→ EXERCISE DETAILS: Copy, from the entries below, each line where the word "COINBASE" can be found.

Chart and figure data
──────────────────────────────
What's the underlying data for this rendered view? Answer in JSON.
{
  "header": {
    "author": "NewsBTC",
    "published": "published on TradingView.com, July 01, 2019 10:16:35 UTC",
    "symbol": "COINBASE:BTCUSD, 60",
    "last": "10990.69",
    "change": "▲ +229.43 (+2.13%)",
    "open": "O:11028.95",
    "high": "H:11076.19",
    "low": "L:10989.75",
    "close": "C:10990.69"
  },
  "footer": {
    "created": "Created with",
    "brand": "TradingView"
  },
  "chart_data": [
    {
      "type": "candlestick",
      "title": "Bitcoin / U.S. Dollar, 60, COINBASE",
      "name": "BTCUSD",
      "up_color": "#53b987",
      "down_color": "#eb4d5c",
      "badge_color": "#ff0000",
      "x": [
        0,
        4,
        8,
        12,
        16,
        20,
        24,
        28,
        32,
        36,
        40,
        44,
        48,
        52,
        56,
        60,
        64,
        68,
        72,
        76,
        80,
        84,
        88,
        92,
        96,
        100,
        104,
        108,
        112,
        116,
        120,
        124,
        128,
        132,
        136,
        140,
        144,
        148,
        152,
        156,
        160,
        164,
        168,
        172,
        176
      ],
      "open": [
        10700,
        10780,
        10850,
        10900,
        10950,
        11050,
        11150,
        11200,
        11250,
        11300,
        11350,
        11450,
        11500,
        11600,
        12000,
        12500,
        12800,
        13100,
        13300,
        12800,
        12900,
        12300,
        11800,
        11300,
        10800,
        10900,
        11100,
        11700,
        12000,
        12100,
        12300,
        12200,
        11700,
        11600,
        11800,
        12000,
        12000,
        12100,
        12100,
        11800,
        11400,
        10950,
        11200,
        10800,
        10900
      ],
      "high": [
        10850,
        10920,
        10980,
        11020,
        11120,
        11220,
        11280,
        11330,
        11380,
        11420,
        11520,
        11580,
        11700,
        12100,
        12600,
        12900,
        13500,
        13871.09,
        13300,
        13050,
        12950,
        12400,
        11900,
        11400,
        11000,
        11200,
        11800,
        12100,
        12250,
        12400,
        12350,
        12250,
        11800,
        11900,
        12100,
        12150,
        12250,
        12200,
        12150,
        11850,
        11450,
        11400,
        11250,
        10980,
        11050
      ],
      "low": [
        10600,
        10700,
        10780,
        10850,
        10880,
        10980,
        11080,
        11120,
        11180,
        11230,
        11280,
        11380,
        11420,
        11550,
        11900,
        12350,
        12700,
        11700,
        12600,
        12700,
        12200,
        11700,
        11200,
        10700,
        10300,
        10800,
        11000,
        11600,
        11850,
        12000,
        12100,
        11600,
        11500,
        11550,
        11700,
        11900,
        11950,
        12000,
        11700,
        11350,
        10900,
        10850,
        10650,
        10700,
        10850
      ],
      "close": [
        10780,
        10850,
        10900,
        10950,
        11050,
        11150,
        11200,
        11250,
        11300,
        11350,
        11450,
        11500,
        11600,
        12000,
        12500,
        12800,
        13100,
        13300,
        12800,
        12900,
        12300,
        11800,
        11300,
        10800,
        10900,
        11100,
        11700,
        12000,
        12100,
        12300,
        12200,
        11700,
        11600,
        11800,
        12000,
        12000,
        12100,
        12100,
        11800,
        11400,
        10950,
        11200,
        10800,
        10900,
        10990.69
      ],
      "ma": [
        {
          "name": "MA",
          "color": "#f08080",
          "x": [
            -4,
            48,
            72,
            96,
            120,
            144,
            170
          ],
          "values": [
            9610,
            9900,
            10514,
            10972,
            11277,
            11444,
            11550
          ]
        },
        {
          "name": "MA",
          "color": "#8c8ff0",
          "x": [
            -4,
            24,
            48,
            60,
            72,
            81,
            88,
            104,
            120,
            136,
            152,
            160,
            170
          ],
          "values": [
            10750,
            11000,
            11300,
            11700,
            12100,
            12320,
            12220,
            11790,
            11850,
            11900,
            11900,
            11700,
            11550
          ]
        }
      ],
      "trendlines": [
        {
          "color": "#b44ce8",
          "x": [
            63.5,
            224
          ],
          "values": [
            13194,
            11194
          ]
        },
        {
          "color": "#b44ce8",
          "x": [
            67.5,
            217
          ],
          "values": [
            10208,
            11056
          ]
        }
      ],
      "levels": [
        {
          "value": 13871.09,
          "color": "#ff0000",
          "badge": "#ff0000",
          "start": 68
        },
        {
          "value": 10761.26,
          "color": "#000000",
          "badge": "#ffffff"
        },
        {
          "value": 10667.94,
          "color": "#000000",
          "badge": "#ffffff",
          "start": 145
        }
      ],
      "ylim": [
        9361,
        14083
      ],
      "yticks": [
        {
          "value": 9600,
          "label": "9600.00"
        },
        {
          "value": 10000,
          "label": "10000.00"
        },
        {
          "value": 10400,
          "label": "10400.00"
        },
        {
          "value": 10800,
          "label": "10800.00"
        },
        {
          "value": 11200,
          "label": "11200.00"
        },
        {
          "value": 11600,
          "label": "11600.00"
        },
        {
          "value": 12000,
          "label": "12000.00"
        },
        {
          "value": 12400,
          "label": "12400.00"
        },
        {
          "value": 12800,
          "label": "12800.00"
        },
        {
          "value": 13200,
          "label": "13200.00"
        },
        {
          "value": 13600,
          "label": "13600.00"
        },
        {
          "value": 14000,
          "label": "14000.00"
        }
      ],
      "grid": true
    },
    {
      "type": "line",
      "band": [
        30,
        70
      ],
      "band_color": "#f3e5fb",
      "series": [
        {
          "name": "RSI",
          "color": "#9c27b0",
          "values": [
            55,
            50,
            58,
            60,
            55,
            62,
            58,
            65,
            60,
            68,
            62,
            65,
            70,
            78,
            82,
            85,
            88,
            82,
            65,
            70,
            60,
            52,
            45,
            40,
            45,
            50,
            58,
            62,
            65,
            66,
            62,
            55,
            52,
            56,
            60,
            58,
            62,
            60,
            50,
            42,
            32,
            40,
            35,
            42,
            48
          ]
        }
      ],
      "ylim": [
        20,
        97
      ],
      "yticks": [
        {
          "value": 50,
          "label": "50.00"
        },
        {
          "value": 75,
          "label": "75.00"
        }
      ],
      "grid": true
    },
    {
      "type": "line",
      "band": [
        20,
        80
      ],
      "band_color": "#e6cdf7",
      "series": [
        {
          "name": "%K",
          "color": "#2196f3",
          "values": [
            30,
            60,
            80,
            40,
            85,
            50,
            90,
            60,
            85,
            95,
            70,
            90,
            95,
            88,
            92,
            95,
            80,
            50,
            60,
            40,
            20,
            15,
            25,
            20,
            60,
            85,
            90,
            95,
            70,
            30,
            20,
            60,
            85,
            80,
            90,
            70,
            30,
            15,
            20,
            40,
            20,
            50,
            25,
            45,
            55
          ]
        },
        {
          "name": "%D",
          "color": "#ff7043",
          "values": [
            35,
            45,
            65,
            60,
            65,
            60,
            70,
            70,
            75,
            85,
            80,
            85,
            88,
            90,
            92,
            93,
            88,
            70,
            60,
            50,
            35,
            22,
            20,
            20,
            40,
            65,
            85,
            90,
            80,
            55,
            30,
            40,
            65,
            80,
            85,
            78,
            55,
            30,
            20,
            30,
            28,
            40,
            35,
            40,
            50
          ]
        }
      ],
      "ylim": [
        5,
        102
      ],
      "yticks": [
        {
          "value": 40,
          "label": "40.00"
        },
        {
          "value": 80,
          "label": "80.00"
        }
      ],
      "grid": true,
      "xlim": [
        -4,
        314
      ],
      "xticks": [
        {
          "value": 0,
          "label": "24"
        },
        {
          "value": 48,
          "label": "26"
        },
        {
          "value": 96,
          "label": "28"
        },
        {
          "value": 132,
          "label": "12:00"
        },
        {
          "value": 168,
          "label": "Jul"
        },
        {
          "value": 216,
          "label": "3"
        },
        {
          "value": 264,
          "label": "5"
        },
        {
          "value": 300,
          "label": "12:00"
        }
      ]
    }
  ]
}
──────────────────────────────
→ EXERCISE RESULT:
    "symbol": "COINBASE:BTCUSD, 60",
      "title": "Bitcoin / U.S. Dollar, 60, COINBASE",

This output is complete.